What to do -> From the listing below, pull out all lines with "data" in them.

+ + + + +

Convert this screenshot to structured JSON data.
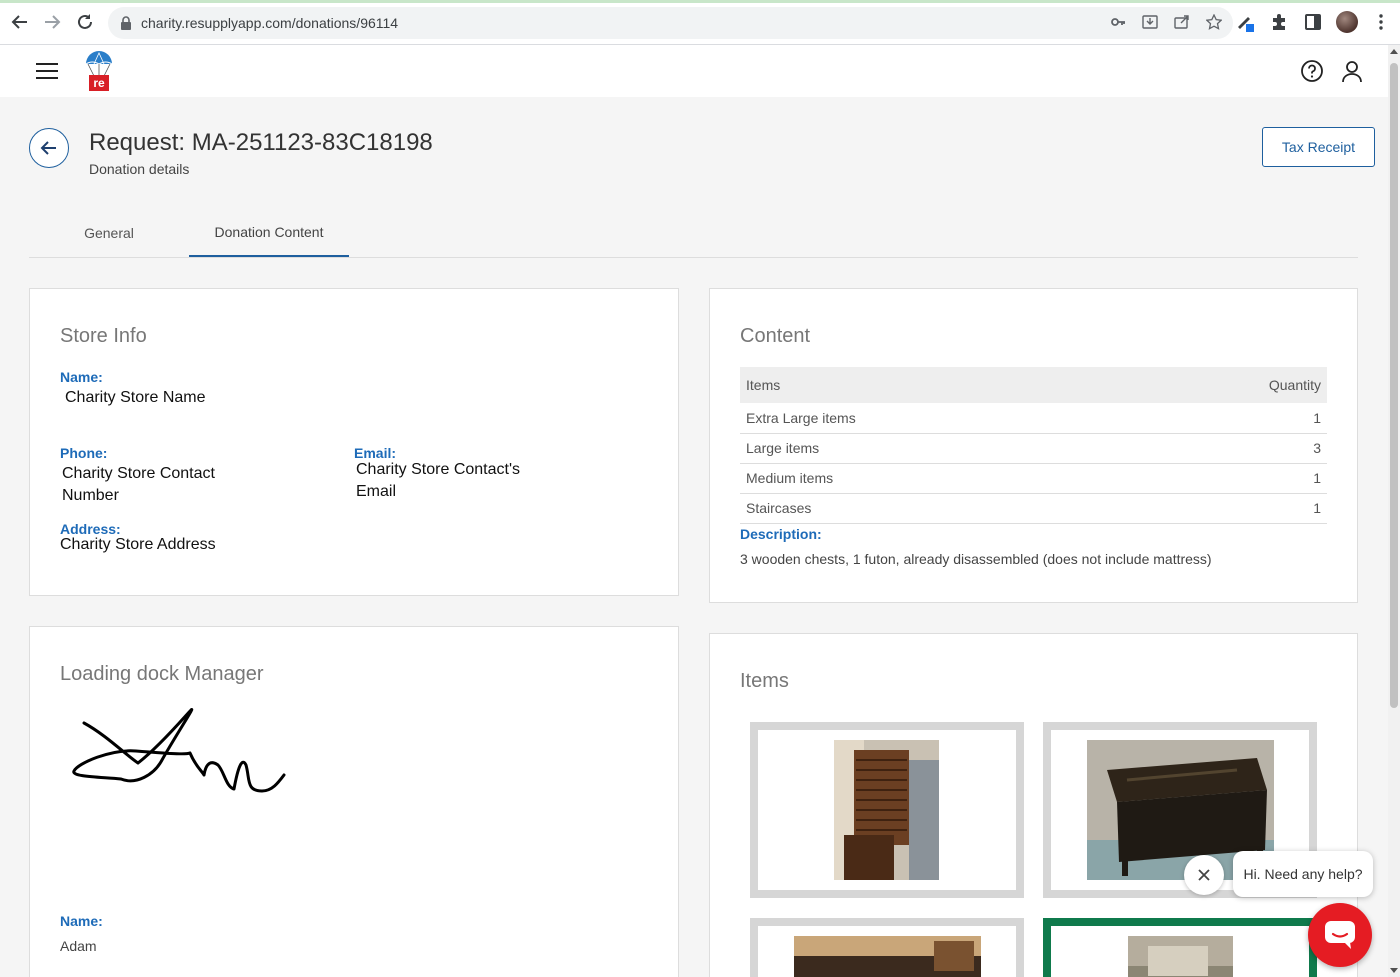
{
  "browser": {
    "url": "charity.resupplyapp.com/donations/96114"
  },
  "header": {
    "logo_text": "re"
  },
  "page": {
    "title": "Request: MA-251123-83C18198",
    "subtitle": "Donation details",
    "tax_receipt_label": "Tax Receipt"
  },
  "tabs": [
    {
      "label": "General"
    },
    {
      "label": "Donation Content"
    }
  ],
  "store_info": {
    "title": "Store Info",
    "name_label": "Name:",
    "name_value": "Charity Store Name",
    "phone_label": "Phone:",
    "phone_value": "Charity Store Contact Number",
    "email_label": "Email:",
    "email_value": "Charity Store Contact's Email",
    "address_label": "Address:",
    "address_value": "Charity Store Address"
  },
  "content": {
    "title": "Content",
    "col_items": "Items",
    "col_quantity": "Quantity",
    "rows": [
      {
        "item": "Extra Large items",
        "qty": "1"
      },
      {
        "item": "Large items",
        "qty": "3"
      },
      {
        "item": "Medium items",
        "qty": "1"
      },
      {
        "item": "Staircases",
        "qty": "1"
      }
    ],
    "description_label": "Description:",
    "description": "3 wooden chests, 1 futon, already disassembled (does not include mattress)"
  },
  "loading_dock": {
    "title": "Loading dock Manager",
    "name_label": "Name:",
    "name_value": "Adam"
  },
  "items": {
    "title": "Items"
  },
  "chat": {
    "bubble_text": "Hi. Need any help?"
  },
  "colors": {
    "primary": "#1e5f9e",
    "label_blue": "#1e6bb8",
    "chat_red": "#e51c23",
    "selected_green": "#0f7a4c"
  }
}
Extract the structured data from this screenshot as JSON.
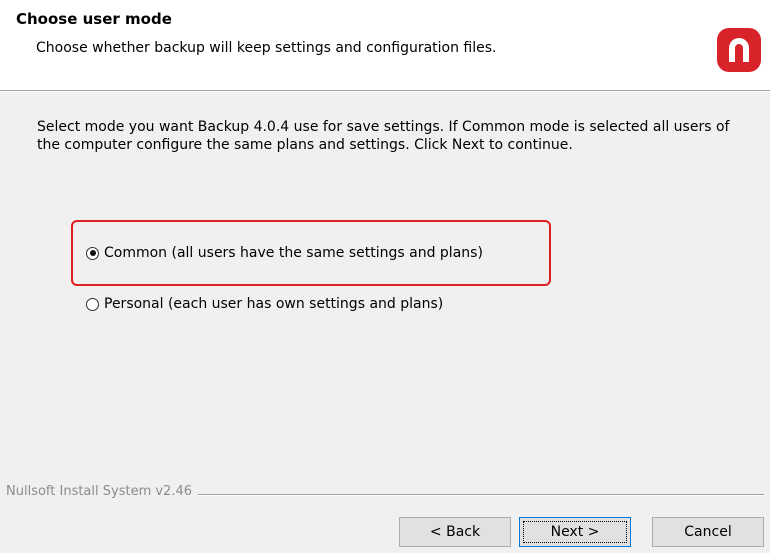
{
  "header": {
    "title": "Choose user mode",
    "subtitle": "Choose whether backup will keep settings and configuration files.",
    "logo_icon": "backup-logo-icon",
    "logo_color": "#d8232a"
  },
  "main": {
    "description": "Select mode you want Backup 4.0.4  use for save settings. If Common mode is selected all users of the computer configure the same plans and settings. Click Next to continue.",
    "options": [
      {
        "label": "Common (all users have the same settings and plans)",
        "checked": true
      },
      {
        "label": "Personal (each user has own settings and plans)",
        "checked": false
      }
    ],
    "highlight_color": "#e02020"
  },
  "footer": {
    "brand": "Nullsoft Install System v2.46",
    "back_label": "< Back",
    "next_label": "Next >",
    "cancel_label": "Cancel"
  }
}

+ + + + +

Result ->
Convert this screenshot to structured JSON data.
Extract the structured data from this screenshot as JSON.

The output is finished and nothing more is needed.